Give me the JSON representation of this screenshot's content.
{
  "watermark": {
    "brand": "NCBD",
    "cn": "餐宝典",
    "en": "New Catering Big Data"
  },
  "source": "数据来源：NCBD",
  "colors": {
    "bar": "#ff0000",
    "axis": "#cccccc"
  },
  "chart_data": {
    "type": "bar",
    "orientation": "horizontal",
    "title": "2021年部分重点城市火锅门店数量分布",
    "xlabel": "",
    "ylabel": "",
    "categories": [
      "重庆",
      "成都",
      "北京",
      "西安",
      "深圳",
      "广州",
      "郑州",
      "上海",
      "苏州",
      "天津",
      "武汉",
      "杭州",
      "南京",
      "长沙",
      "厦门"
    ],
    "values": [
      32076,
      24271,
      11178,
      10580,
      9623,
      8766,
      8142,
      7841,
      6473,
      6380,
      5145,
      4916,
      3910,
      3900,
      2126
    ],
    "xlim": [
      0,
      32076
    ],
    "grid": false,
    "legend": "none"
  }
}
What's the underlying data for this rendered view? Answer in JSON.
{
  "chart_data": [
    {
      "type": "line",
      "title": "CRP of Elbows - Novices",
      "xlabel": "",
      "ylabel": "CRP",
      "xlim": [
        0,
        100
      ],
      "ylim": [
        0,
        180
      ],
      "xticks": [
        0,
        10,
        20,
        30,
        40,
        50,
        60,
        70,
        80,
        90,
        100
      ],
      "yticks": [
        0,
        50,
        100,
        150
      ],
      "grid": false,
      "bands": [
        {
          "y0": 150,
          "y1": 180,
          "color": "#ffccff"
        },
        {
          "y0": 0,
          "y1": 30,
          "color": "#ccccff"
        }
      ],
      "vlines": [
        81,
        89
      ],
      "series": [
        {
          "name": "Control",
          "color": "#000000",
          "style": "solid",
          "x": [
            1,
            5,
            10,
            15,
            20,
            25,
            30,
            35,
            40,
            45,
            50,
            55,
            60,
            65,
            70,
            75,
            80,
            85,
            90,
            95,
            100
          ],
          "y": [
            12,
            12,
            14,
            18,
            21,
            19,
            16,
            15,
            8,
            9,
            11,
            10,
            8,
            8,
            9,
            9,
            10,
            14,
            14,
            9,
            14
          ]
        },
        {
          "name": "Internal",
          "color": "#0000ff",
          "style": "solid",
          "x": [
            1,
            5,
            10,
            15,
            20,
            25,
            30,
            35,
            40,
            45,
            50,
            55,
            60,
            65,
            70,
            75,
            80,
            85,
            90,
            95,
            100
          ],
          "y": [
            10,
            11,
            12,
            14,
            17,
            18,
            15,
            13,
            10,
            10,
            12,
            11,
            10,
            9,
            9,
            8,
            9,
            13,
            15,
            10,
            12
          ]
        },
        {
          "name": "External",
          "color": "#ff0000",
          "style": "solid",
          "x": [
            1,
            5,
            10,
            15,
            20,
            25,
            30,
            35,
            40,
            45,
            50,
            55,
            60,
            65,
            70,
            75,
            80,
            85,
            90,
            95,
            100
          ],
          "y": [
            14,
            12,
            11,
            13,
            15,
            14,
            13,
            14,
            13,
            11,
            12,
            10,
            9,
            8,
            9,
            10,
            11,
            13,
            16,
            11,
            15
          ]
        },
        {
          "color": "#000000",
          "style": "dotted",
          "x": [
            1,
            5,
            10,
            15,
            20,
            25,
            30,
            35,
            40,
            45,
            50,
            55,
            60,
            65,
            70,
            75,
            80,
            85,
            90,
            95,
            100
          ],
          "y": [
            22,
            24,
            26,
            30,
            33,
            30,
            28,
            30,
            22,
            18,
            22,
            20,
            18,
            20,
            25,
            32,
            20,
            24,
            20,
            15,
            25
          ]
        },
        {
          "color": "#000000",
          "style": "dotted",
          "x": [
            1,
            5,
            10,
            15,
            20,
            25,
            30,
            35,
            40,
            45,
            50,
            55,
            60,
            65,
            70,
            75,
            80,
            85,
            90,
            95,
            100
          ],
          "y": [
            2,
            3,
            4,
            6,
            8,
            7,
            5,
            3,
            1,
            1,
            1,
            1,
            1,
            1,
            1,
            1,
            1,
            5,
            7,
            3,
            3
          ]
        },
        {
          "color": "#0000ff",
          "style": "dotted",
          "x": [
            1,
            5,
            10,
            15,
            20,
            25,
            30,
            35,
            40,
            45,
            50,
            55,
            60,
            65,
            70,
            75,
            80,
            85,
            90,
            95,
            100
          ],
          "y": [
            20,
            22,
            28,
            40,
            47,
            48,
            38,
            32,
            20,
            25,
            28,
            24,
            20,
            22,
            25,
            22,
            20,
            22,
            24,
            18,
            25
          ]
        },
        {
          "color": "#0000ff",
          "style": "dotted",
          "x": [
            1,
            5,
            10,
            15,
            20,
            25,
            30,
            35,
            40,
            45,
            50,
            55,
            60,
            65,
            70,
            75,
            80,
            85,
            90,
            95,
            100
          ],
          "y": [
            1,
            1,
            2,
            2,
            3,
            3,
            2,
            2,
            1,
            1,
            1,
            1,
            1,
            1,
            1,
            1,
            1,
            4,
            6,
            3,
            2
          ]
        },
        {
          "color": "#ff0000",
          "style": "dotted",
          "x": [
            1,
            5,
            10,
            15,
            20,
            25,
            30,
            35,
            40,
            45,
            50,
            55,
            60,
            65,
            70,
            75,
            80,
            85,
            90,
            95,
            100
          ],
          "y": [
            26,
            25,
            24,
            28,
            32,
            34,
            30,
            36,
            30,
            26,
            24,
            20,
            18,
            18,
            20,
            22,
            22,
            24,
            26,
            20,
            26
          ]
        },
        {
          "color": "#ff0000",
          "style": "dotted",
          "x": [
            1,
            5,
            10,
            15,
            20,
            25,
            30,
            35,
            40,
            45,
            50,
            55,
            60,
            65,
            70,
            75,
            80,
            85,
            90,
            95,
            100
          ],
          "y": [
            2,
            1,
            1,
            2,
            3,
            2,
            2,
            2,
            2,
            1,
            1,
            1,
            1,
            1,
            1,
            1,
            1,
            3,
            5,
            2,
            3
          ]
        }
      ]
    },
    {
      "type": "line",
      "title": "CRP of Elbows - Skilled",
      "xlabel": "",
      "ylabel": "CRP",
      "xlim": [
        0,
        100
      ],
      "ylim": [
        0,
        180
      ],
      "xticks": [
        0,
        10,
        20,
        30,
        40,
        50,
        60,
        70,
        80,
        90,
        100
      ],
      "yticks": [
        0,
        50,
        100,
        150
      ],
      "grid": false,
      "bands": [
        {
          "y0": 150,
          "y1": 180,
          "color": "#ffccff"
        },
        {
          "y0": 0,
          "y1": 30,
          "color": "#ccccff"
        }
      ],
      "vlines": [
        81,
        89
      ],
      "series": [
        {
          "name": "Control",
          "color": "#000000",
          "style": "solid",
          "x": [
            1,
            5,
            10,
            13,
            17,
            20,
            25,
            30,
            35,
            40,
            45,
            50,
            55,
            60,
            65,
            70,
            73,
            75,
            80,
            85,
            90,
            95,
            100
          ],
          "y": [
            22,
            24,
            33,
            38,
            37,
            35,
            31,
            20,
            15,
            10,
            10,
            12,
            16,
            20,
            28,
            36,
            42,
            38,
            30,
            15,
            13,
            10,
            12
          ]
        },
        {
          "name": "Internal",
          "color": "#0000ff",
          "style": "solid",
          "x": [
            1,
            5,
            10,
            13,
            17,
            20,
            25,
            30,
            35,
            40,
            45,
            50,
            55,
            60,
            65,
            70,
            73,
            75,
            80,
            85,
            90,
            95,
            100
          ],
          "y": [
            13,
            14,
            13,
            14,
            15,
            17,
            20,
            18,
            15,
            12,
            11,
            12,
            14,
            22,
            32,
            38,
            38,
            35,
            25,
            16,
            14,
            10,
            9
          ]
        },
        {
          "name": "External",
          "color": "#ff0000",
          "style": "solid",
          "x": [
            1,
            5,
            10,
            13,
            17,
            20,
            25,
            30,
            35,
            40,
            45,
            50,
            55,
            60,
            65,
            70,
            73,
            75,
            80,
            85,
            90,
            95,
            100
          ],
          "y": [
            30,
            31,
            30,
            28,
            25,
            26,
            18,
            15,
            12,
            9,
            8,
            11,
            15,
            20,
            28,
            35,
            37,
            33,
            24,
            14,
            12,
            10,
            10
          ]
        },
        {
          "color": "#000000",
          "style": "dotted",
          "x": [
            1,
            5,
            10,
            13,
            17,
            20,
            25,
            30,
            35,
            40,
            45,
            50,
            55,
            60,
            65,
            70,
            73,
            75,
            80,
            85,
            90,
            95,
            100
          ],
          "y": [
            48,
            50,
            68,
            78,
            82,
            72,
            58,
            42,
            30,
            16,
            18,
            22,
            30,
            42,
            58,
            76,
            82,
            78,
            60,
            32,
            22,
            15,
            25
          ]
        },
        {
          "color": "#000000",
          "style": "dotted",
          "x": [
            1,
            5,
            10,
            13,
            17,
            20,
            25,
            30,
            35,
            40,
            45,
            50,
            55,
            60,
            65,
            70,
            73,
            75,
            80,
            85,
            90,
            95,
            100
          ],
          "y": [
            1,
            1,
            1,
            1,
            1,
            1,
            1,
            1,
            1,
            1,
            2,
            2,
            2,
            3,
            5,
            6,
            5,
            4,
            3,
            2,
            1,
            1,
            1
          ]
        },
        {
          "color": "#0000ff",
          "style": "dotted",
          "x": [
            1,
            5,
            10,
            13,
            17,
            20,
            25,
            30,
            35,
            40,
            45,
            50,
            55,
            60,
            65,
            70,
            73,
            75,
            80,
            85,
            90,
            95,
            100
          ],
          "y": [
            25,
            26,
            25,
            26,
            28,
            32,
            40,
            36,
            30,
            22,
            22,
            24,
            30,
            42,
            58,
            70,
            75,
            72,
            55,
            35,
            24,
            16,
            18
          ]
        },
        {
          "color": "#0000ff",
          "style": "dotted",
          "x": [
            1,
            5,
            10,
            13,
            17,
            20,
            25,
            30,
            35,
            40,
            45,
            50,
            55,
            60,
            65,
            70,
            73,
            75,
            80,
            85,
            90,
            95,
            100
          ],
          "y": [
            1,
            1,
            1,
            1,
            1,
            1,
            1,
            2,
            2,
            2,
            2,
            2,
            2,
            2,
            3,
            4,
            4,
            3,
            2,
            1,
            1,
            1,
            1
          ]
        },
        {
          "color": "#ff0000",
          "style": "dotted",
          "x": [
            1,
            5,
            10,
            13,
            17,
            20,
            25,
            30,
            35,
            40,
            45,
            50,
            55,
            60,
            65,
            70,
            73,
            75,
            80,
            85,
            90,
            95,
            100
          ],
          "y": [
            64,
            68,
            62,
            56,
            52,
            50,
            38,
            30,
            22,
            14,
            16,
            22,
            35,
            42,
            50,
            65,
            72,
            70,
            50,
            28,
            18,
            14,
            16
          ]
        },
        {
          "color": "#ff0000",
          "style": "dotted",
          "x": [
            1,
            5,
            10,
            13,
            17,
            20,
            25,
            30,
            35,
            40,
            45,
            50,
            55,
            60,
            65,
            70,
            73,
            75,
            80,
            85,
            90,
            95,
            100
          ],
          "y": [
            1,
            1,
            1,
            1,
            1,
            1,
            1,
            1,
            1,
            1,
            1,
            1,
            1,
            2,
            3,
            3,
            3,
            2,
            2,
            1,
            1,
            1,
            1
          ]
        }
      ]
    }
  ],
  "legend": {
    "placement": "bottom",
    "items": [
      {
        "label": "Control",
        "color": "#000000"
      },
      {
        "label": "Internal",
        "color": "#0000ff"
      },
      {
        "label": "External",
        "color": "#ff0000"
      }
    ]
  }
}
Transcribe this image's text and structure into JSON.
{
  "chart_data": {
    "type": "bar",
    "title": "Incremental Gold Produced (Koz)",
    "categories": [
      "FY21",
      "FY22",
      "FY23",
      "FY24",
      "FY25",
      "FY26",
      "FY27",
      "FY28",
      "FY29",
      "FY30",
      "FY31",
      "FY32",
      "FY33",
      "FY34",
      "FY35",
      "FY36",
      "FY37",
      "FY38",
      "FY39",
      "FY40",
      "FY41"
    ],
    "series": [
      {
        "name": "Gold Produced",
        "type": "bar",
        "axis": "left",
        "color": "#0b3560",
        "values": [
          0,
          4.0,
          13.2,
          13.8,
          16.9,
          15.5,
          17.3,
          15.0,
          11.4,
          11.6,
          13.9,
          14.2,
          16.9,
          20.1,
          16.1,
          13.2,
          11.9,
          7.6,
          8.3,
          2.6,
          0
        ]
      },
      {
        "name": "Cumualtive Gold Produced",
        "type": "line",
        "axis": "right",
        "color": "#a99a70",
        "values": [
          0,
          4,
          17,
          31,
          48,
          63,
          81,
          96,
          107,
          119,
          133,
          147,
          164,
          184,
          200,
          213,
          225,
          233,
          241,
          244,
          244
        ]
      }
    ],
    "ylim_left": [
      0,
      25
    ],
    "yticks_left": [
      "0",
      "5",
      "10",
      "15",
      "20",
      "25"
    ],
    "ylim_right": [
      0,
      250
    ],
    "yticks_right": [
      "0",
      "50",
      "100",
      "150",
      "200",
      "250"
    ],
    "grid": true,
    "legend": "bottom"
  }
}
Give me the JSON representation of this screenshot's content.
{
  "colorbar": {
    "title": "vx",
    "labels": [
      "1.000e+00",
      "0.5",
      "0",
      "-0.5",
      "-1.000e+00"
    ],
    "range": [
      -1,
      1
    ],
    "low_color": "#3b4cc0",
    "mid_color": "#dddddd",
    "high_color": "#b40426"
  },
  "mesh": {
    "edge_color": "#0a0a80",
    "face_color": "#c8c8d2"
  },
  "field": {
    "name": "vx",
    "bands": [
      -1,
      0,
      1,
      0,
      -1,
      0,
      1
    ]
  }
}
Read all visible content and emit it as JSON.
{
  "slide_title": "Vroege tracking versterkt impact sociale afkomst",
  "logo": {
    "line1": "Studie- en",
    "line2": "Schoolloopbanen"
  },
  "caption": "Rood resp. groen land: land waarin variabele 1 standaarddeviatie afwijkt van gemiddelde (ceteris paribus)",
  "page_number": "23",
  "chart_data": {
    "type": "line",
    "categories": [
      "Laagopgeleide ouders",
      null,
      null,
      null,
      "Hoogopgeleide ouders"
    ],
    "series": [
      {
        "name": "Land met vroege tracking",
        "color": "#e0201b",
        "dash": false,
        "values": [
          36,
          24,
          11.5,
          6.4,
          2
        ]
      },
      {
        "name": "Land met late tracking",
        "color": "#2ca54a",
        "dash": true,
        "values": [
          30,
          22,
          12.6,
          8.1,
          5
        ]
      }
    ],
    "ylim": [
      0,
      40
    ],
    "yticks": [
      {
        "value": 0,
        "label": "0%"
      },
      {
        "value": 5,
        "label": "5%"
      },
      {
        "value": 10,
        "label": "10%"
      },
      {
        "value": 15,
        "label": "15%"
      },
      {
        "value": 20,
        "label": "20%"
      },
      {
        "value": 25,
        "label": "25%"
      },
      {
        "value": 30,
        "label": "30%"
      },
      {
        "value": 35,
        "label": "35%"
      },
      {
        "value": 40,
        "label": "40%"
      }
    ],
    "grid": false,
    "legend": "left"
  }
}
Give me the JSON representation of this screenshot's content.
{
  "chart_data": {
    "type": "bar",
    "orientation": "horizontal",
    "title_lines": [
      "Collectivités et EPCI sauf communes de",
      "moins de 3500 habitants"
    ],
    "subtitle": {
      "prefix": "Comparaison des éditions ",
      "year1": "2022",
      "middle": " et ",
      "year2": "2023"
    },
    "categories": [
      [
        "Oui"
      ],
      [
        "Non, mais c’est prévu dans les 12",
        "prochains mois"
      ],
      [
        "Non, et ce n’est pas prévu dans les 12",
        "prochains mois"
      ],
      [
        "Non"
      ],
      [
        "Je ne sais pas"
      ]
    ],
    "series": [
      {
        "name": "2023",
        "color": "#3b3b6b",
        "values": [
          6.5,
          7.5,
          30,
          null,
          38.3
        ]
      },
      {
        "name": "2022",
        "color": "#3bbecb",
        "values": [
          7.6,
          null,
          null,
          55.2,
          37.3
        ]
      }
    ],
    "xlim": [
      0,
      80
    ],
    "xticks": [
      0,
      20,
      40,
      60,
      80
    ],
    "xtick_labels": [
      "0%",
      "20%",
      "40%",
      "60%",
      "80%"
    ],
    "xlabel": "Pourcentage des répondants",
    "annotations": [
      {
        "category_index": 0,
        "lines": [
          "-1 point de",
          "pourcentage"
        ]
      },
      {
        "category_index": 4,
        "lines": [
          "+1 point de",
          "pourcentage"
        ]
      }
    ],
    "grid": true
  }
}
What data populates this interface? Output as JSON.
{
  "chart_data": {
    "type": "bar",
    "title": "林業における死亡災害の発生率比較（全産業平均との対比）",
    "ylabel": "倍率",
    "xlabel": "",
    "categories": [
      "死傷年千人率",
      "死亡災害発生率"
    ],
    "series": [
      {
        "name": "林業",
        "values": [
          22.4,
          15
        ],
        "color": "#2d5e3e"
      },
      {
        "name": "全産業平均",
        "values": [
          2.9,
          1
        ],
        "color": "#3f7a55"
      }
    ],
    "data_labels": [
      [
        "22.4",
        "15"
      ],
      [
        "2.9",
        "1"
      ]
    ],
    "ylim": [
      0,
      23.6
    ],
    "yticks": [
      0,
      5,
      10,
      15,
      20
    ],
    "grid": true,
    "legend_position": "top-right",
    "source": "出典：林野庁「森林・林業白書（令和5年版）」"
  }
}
──────────────────────────────
■ PROBLEM DESCRIPTION
Look through the entries above for the word "ouders". Copy every line where it shows up.

■ FINISHED EXERCISE
      "Laagopgeleide ouders",
      "Hoogopgeleide ouders"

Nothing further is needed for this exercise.